_WHAT IS REQUIRED:_
Update the section of the chest X-ray classification text starting at "Table 6 compares the" and ending at "and AP-lateral (0.677).", replacing "chest X-rays" with "chest radiographs".

_TEXT PROVIDED:_

Table 4. Time per Epoch for Training ResNet-50 CNN. This model detects cardiomegaly using single NVIDIA Tesla P4 GPU or 4 x NVIDIA Tesla P4 GPUs in a parallel training. Note the batch size is set to 64 images and the image size is set to 224 pixels.

4.4 Results

Table 5 shows the Area Under Curve (AUC) results of each pathology computed on the validation set for each of the eight training epochs. It can be seen that detection performance for each pathology fluctuate over epochs. For individual training epochs, the eighth unfrozen epoch accomplish a higher average AUC (0.777), compared to the first (0.670), second (0.704), third (0.718), forth (0.711), fifth (0.753), sixth (0.765) and seventh (0.776). Compared with stage-1 (epoch 1–3) and stage 2 (epoch 4), stage 3 (epoch 5–8) results in larger AUC values for all pathologies. This difference is likely due to the discriminative learning rates at the third stage of training.

Table 5. The Compression of AUC Scores in each Epoch. We trained each pathology for 8 epochs.

Table 6 compares the per pathology AUC results between our proposed model and DualNet architecture using MIMIC-CXR dataset. We employed 10% of the dataset using all available frontal and lateral views of the chest X-rays. DualNet, on the other hand, considered a combination of posteroanterior (PA) and lateral as well as a composite of anteroposterior (AP) and lateral. In 5 out of 7 overlap pathologies, our model performs better than both DualNet models. Overall, it can be seen that average AUC is higher for our multi-view classifiers (0.779), compared to both PA-lateral (0.722) and AP-lateral (0.677).

_GIVEN RECORDS:_
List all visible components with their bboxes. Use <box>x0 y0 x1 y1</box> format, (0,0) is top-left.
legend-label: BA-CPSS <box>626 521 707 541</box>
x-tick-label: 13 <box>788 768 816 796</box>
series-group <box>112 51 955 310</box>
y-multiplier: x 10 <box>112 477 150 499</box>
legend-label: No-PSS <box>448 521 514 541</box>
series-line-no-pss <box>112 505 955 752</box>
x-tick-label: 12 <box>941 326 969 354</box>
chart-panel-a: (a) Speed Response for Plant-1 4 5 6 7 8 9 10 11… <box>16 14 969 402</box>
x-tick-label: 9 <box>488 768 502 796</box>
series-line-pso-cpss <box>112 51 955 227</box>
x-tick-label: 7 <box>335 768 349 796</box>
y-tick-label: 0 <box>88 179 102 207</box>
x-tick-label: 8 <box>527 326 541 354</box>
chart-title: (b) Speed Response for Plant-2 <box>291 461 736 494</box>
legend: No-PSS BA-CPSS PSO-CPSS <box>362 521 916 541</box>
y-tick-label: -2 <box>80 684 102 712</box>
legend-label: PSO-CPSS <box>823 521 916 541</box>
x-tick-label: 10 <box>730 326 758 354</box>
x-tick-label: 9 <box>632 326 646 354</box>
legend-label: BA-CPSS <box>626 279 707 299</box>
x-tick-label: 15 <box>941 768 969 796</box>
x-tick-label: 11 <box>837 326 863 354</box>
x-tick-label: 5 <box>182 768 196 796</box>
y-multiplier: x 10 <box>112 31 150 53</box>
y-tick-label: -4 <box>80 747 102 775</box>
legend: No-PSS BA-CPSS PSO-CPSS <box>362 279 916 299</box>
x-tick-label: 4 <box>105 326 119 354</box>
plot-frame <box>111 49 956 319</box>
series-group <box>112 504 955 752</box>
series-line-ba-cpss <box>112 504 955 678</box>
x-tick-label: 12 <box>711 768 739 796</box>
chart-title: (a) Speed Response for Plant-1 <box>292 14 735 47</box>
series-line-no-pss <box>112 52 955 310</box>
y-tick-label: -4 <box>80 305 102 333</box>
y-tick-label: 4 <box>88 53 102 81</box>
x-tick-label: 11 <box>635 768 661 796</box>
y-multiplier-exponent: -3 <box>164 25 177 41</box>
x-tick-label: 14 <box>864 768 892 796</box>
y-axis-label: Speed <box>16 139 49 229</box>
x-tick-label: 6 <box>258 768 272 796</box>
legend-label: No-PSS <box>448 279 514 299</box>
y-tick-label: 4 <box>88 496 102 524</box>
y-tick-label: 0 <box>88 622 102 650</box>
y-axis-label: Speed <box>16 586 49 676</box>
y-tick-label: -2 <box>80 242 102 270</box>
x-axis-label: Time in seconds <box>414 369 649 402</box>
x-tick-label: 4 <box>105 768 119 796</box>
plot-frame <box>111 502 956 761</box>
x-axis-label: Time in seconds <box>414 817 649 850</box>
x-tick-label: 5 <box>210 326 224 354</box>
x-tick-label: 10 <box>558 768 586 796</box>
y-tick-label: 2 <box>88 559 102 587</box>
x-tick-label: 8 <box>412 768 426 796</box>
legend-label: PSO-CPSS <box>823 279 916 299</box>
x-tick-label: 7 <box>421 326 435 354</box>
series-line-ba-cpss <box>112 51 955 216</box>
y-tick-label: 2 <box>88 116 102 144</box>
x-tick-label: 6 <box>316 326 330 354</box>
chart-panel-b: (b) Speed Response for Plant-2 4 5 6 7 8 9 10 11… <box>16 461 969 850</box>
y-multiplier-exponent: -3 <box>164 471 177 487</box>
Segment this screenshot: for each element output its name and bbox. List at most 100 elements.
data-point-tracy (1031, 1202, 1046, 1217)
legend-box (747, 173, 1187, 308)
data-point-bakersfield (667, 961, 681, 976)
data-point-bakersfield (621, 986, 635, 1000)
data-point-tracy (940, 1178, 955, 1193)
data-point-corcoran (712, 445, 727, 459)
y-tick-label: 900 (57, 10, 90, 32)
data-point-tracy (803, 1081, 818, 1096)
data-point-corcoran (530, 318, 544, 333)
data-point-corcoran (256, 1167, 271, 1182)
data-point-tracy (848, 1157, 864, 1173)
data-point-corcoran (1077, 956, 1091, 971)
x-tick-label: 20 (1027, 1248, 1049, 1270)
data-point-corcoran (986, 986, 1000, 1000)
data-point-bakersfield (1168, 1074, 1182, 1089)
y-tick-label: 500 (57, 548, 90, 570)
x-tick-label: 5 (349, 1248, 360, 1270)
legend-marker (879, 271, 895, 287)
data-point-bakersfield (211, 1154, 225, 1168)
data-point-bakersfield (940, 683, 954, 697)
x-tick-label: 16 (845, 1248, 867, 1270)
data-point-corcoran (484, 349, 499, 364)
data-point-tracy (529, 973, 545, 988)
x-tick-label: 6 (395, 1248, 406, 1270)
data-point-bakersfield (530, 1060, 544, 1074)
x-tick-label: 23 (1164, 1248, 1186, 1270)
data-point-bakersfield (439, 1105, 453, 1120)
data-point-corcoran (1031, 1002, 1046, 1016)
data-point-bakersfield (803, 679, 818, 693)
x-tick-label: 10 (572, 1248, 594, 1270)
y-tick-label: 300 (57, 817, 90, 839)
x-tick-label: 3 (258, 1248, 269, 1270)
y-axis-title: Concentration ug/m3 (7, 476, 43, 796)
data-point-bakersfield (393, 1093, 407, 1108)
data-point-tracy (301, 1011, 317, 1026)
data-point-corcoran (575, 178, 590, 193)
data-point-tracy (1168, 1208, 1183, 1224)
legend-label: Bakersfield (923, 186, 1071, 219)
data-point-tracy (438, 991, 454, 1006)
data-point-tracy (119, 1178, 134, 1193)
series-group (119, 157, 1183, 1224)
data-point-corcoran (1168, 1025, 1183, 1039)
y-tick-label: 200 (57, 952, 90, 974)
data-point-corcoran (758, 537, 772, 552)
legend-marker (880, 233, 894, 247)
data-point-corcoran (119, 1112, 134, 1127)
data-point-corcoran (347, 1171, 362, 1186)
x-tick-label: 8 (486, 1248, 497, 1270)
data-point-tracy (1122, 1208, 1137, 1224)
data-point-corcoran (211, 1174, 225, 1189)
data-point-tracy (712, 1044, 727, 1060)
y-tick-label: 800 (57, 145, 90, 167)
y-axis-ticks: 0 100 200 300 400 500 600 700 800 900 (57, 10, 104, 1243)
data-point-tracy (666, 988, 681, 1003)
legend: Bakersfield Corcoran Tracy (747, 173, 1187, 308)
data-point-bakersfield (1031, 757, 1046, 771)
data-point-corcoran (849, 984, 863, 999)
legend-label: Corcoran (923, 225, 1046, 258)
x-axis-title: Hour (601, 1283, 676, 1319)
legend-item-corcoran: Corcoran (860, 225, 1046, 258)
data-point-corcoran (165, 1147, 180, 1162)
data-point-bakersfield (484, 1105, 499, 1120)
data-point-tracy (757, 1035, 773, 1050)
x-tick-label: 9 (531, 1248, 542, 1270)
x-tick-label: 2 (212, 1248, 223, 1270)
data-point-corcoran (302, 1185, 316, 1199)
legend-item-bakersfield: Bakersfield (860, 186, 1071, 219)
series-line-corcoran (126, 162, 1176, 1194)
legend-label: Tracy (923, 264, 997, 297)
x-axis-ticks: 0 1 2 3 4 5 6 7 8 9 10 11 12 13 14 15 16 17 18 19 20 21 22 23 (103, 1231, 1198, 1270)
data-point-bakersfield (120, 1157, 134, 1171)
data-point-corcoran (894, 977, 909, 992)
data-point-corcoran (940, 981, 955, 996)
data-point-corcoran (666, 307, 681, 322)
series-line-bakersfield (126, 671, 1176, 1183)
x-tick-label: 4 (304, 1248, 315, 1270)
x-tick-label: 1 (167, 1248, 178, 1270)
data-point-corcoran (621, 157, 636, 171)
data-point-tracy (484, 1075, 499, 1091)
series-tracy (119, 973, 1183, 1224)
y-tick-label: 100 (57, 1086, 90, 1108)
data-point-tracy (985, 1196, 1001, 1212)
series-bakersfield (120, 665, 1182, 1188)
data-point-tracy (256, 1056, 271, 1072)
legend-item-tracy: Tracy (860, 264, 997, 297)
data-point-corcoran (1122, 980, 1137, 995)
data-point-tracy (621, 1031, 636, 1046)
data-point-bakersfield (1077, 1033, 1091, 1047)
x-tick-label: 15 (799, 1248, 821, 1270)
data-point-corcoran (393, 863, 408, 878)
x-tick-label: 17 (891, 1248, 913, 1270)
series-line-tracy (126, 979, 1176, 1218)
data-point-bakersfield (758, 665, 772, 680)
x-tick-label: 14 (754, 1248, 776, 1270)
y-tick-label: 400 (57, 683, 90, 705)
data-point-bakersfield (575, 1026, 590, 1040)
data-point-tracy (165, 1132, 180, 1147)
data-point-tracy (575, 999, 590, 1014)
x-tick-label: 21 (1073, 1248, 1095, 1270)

_FINISHED EXERCISE:_
Table 6 compares the per pathology AUC results between our proposed model and DualNet architecture using MIMIC-CXR dataset. We employed 10% of the dataset using all available frontal and lateral views of the chest radiographs. DualNet, on the other hand, considered a combination of posteroanterior (PA) and lateral as well as a composite of anteroposterior (AP) and lateral. In 5 out of 7 overlap pathologies, our model performs better than both DualNet models. Overall, it can be seen that average AUC is higher for our multi-view classifiers (0.779), compared to both PA-lateral (0.722) and AP-lateral (0.677).